▶ WORK REQUIRED:
Filter the listing and keep only the lines with the word "Communs".

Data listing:
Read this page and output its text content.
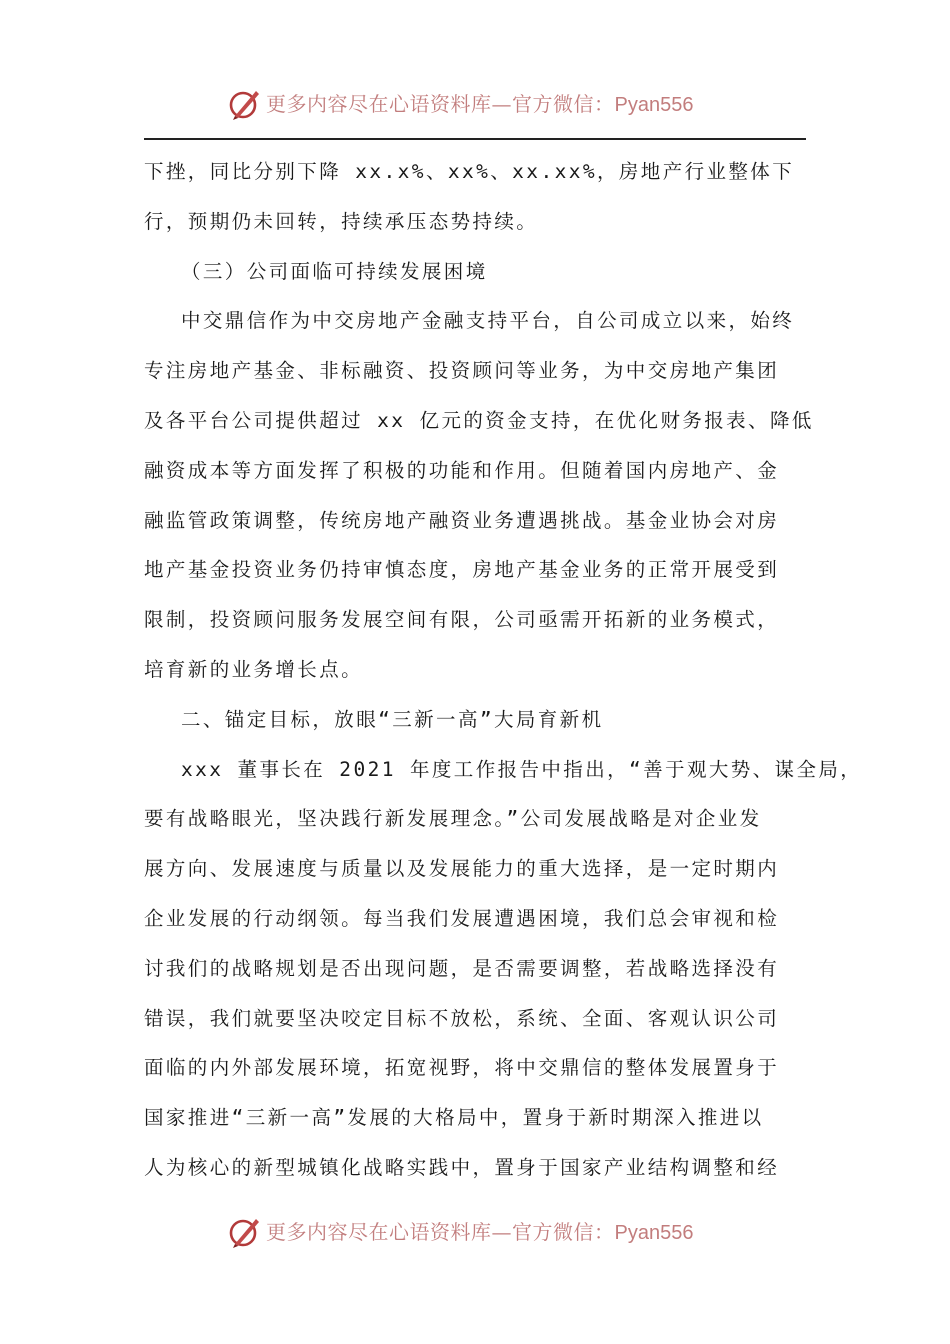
更多内容尽在心语资料库—官方微信：Pyan556
下挫，同比分别下降 xx.x%、xx%、xx.xx%，房地产行业整体下
行，预期仍未回转，持续承压态势持续。
（三）公司面临可持续发展困境
中交鼎信作为中交房地产金融支持平台，自公司成立以来，始终
专注房地产基金、非标融资、投资顾问等业务，为中交房地产集团
及各平台公司提供超过 xx 亿元的资金支持，在优化财务报表、降低
融资成本等方面发挥了积极的功能和作用。但随着国内房地产、金
融监管政策调整，传统房地产融资业务遭遇挑战。基金业协会对房
地产基金投资业务仍持审慎态度，房地产基金业务的正常开展受到
限制，投资顾问服务发展空间有限，公司亟需开拓新的业务模式，
培育新的业务增长点。
二、锚定目标，放眼“三新一高”大局育新机
xxx 董事长在 2021 年度工作报告中指出，“善于观大势、谋全局，
要有战略眼光，坚决践行新发展理念。”公司发展战略是对企业发
展方向、发展速度与质量以及发展能力的重大选择，是一定时期内
企业发展的行动纲领。每当我们发展遭遇困境，我们总会审视和检
讨我们的战略规划是否出现问题，是否需要调整，若战略选择没有
错误，我们就要坚决咬定目标不放松，系统、全面、客观认识公司
面临的内外部发展环境，拓宽视野，将中交鼎信的整体发展置身于
国家推进“三新一高”发展的大格局中，置身于新时期深入推进以
人为核心的新型城镇化战略实践中，置身于国家产业结构调整和经
更多内容尽在心语资料库—官方微信：Pyan556
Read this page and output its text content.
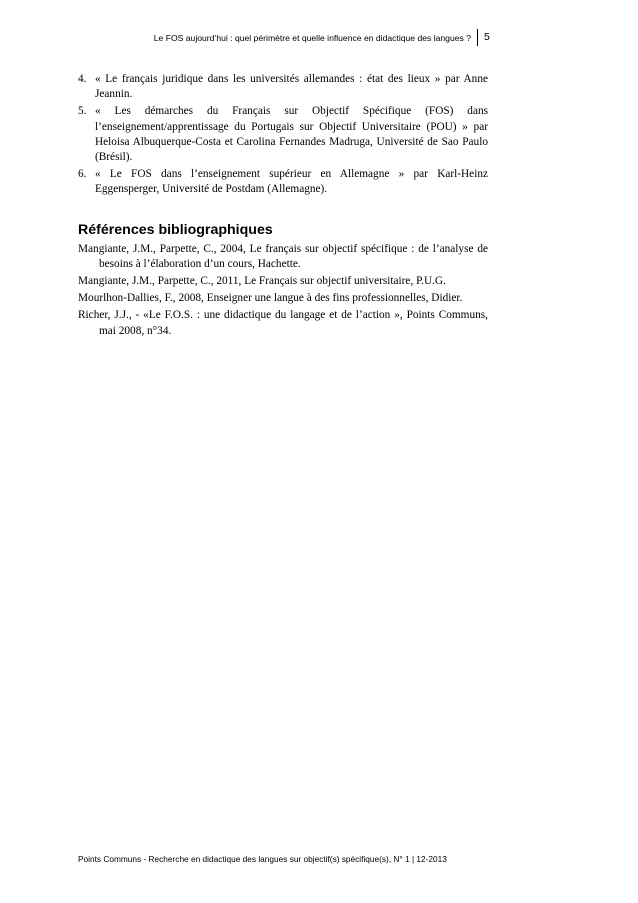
Le FOS aujourd’hui : quel périmètre et quelle influence en didactique des langues ? 5
4. « Le français juridique dans les universités allemandes : état des lieux » par Anne Jeannin.
5. « Les démarches du Français sur Objectif Spécifique (FOS) dans l’enseignement/apprentissage du Portugais sur Objectif Universitaire (POU) » par Heloisa Albuquerque-Costa et Carolina Fernandes Madruga, Université de Sao Paulo (Brésil).
6. « Le FOS dans l’enseignement supérieur en Allemagne » par Karl-Heinz Eggensperger, Université de Postdam (Allemagne).
Références bibliographiques
Mangiante, J.M., Parpette, C., 2004, Le français sur objectif spécifique : de l’analyse de besoins à l’élaboration d’un cours, Hachette.
Mangiante, J.M., Parpette, C., 2011, Le Français sur objectif universitaire, P.U.G.
Mourlhon-Dallies, F., 2008, Enseigner une langue à des fins professionnelles, Didier.
Richer, J.J., - «Le F.O.S. : une didactique du langage et de l’action », Points Communs, mai 2008, n°34.
Points Communs - Recherche en didactique des langues sur objectif(s) spécifique(s), N° 1 | 12-2013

▶ IN RESPONSE:
Richer, J.J., - «Le F.O.S. : une didactique du langage et de l’action », Points Communs, mai 2008, n°34.
Points Communs - Recherche en didactique des langues sur objectif(s) spécifique(s), N° 1 | 12-2013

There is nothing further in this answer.